Problem to solve: Transcribe the records below exactly.

** begin Listing **

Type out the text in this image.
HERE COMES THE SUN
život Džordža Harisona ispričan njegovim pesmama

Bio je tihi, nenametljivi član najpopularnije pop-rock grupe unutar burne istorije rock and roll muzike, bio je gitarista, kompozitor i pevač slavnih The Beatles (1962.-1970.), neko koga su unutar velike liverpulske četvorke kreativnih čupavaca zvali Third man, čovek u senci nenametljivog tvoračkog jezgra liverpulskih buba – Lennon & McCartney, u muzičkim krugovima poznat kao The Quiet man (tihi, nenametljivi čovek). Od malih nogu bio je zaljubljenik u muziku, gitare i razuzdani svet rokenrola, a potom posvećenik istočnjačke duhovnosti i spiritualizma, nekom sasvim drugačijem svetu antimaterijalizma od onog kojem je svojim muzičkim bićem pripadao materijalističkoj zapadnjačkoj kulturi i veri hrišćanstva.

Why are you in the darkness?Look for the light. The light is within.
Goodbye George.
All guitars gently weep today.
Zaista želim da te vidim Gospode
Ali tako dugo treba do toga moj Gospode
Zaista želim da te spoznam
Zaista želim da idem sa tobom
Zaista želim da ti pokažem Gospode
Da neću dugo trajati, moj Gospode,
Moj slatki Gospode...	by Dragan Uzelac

** end Listing **

Result of this task:
Type out the text in this image.
HERE COMES THE SUN
život Džordža Harisona ispričan njegovim pesmama

Bio je tihi, nenametljivi član najpopularnije pop-rock grupe unutar burne istorije rock and roll muzike, bio je gitarista, kompozitor i pevač slavnih The Beatles (1962.-1970.), neko koga su unutar velike liverpulske četvorke kreativnih čupavaca zvali Third man, čovek u senci nenametljivog tvoračkog jezgra liverpulskih buba – Lennon & McCartney, u muzičkim krugovima poznat kao The Quiet man (tihi, nenametljivi čovek). Od malih nogu bio je zaljubljenik u muziku, gitare i razuzdani svet rokenrola, a potom posvećenik istočnjačke duhovnosti i spiritualizma, nekom sasvim drugačijem svetu antimaterijalizma od onog kojem je svojim muzičkim bićem pripadao materijalističkoj zapadnjačkoj kulturi i veri hrišćanstva.

Why are you in the darkness?Look for the light. The light is within.
Goodbye George.
All guitars gently weep today.
Zaista želim da te vidim Gospode
Ali tako dugo treba do toga moj Gospode
Zaista želim da te spoznam
Zaista želim da idem sa tobom
Zaista želim da ti pokažem Gospode
Da neću dugo trajati, moj Gospode,
Moj slatki Gospode...	by Dragan Uzelac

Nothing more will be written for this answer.